What you have to do ▸
The records that follow are to be repeated without alteration.

Dataset entries ▸

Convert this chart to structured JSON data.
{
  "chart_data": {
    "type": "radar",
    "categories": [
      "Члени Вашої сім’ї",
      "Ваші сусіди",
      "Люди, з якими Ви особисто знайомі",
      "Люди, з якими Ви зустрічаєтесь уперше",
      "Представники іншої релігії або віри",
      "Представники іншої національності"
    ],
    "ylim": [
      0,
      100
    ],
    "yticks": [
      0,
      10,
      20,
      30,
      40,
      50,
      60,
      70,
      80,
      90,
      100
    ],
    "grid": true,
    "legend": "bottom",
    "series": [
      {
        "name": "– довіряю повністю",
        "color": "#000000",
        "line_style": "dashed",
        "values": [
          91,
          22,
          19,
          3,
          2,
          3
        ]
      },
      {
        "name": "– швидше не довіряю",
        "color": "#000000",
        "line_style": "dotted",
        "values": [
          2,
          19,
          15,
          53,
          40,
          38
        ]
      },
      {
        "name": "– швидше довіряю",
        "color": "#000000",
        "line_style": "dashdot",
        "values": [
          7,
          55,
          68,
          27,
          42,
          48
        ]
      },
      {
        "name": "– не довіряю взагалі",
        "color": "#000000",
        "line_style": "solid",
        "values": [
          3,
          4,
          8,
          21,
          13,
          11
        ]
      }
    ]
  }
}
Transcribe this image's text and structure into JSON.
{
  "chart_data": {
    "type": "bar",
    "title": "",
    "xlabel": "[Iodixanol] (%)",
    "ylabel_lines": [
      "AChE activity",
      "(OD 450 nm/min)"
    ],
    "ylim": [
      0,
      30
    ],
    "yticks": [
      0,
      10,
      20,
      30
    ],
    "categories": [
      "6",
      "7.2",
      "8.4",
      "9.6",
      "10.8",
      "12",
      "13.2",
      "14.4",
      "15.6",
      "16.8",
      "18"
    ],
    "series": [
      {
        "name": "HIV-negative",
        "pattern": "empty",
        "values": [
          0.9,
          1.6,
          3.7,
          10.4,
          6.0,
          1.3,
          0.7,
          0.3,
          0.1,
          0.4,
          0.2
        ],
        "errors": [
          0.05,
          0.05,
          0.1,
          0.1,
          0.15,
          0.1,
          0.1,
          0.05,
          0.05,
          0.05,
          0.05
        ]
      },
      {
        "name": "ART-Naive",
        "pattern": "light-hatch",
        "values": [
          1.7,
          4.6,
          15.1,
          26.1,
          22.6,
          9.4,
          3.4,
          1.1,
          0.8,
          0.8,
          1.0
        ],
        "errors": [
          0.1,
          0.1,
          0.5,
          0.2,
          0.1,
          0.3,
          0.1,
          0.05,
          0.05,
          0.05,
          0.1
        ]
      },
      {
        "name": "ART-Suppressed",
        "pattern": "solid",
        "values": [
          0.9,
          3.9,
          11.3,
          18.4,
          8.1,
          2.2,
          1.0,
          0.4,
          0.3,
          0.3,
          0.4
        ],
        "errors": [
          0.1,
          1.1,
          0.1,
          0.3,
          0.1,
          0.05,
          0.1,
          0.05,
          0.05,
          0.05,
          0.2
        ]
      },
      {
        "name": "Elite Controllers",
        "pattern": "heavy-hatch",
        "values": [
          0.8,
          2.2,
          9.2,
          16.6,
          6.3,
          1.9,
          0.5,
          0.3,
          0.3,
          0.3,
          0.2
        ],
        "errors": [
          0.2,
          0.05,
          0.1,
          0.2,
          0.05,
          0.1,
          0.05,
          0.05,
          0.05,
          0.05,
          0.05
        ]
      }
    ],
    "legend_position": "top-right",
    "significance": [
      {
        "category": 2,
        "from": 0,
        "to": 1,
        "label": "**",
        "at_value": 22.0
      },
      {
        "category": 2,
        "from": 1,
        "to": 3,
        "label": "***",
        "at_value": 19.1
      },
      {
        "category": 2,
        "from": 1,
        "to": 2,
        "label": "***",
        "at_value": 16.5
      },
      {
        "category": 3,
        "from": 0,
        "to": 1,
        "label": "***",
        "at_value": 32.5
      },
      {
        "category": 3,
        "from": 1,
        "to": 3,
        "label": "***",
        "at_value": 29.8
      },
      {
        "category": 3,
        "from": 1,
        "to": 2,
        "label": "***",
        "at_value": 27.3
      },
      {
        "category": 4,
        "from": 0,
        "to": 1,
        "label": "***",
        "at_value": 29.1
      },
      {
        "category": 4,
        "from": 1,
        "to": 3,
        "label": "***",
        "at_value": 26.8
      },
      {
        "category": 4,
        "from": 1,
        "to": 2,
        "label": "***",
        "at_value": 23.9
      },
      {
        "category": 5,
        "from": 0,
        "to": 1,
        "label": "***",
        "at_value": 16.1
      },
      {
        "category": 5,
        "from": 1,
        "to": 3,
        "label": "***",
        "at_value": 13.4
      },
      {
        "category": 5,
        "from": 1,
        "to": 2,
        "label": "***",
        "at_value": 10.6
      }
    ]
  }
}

Full response ▸
Convert this chart to structured JSON data.
{
  "chart_data": {
    "type": "radar",
    "categories": [
      "Члени Вашої сім’ї",
      "Ваші сусіди",
      "Люди, з якими Ви особисто знайомі",
      "Люди, з якими Ви зустрічаєтесь уперше",
      "Представники іншої релігії або віри",
      "Представники іншої національності"
    ],
    "ylim": [
      0,
      100
    ],
    "yticks": [
      0,
      10,
      20,
      30,
      40,
      50,
      60,
      70,
      80,
      90,
      100
    ],
    "grid": true,
    "legend": "bottom",
    "series": [
      {
        "name": "– довіряю повністю",
        "color": "#000000",
        "line_style": "dashed",
        "values": [
          91,
          22,
          19,
          3,
          2,
          3
        ]
      },
      {
        "name": "– швидше не довіряю",
        "color": "#000000",
        "line_style": "dotted",
        "values": [
          2,
          19,
          15,
          53,
          40,
          38
        ]
      },
      {
        "name": "– швидше довіряю",
        "color": "#000000",
        "line_style": "dashdot",
        "values": [
          7,
          55,
          68,
          27,
          42,
          48
        ]
      },
      {
        "name": "– не довіряю взагалі",
        "color": "#000000",
        "line_style": "solid",
        "values": [
          3,
          4,
          8,
          21,
          13,
          11
        ]
      }
    ]
  }
}
Transcribe this image's text and structure into JSON.
{
  "chart_data": {
    "type": "bar",
    "title": "",
    "xlabel": "[Iodixanol] (%)",
    "ylabel_lines": [
      "AChE activity",
      "(OD 450 nm/min)"
    ],
    "ylim": [
      0,
      30
    ],
    "yticks": [
      0,
      10,
      20,
      30
    ],
    "categories": [
      "6",
      "7.2",
      "8.4",
      "9.6",
      "10.8",
      "12",
      "13.2",
      "14.4",
      "15.6",
      "16.8",
      "18"
    ],
    "series": [
      {
        "name": "HIV-negative",
        "pattern": "empty",
        "values": [
          0.9,
          1.6,
          3.7,
          10.4,
          6.0,
          1.3,
          0.7,
          0.3,
          0.1,
          0.4,
          0.2
        ],
        "errors": [
          0.05,
          0.05,
          0.1,
          0.1,
          0.15,
          0.1,
          0.1,
          0.05,
          0.05,
          0.05,
          0.05
        ]
      },
      {
        "name": "ART-Naive",
        "pattern": "light-hatch",
        "values": [
          1.7,
          4.6,
          15.1,
          26.1,
          22.6,
          9.4,
          3.4,
          1.1,
          0.8,
          0.8,
          1.0
        ],
        "errors": [
          0.1,
          0.1,
          0.5,
          0.2,
          0.1,
          0.3,
          0.1,
          0.05,
          0.05,
          0.05,
          0.1
        ]
      },
      {
        "name": "ART-Suppressed",
        "pattern": "solid",
        "values": [
          0.9,
          3.9,
          11.3,
          18.4,
          8.1,
          2.2,
          1.0,
          0.4,
          0.3,
          0.3,
          0.4
        ],
        "errors": [
          0.1,
          1.1,
          0.1,
          0.3,
          0.1,
          0.05,
          0.1,
          0.05,
          0.05,
          0.05,
          0.2
        ]
      },
      {
        "name": "Elite Controllers",
        "pattern": "heavy-hatch",
        "values": [
          0.8,
          2.2,
          9.2,
          16.6,
          6.3,
          1.9,
          0.5,
          0.3,
          0.3,
          0.3,
          0.2
        ],
        "errors": [
          0.2,
          0.05,
          0.1,
          0.2,
          0.05,
          0.1,
          0.05,
          0.05,
          0.05,
          0.05,
          0.05
        ]
      }
    ],
    "legend_position": "top-right",
    "significance": [
      {
        "category": 2,
        "from": 0,
        "to": 1,
        "label": "**",
        "at_value": 22.0
      },
      {
        "category": 2,
        "from": 1,
        "to": 3,
        "label": "***",
        "at_value": 19.1
      },
      {
        "category": 2,
        "from": 1,
        "to": 2,
        "label": "***",
        "at_value": 16.5
      },
      {
        "category": 3,
        "from": 0,
        "to": 1,
        "label": "***",
        "at_value": 32.5
      },
      {
        "category": 3,
        "from": 1,
        "to": 3,
        "label": "***",
        "at_value": 29.8
      },
      {
        "category": 3,
        "from": 1,
        "to": 2,
        "label": "***",
        "at_value": 27.3
      },
      {
        "category": 4,
        "from": 0,
        "to": 1,
        "label": "***",
        "at_value": 29.1
      },
      {
        "category": 4,
        "from": 1,
        "to": 3,
        "label": "***",
        "at_value": 26.8
      },
      {
        "category": 4,
        "from": 1,
        "to": 2,
        "label": "***",
        "at_value": 23.9
      },
      {
        "category": 5,
        "from": 0,
        "to": 1,
        "label": "***",
        "at_value": 16.1
      },
      {
        "category": 5,
        "from": 1,
        "to": 3,
        "label": "***",
        "at_value": 13.4
      },
      {
        "category": 5,
        "from": 1,
        "to": 2,
        "label": "***",
        "at_value": 10.6
      }
    ]
  }
}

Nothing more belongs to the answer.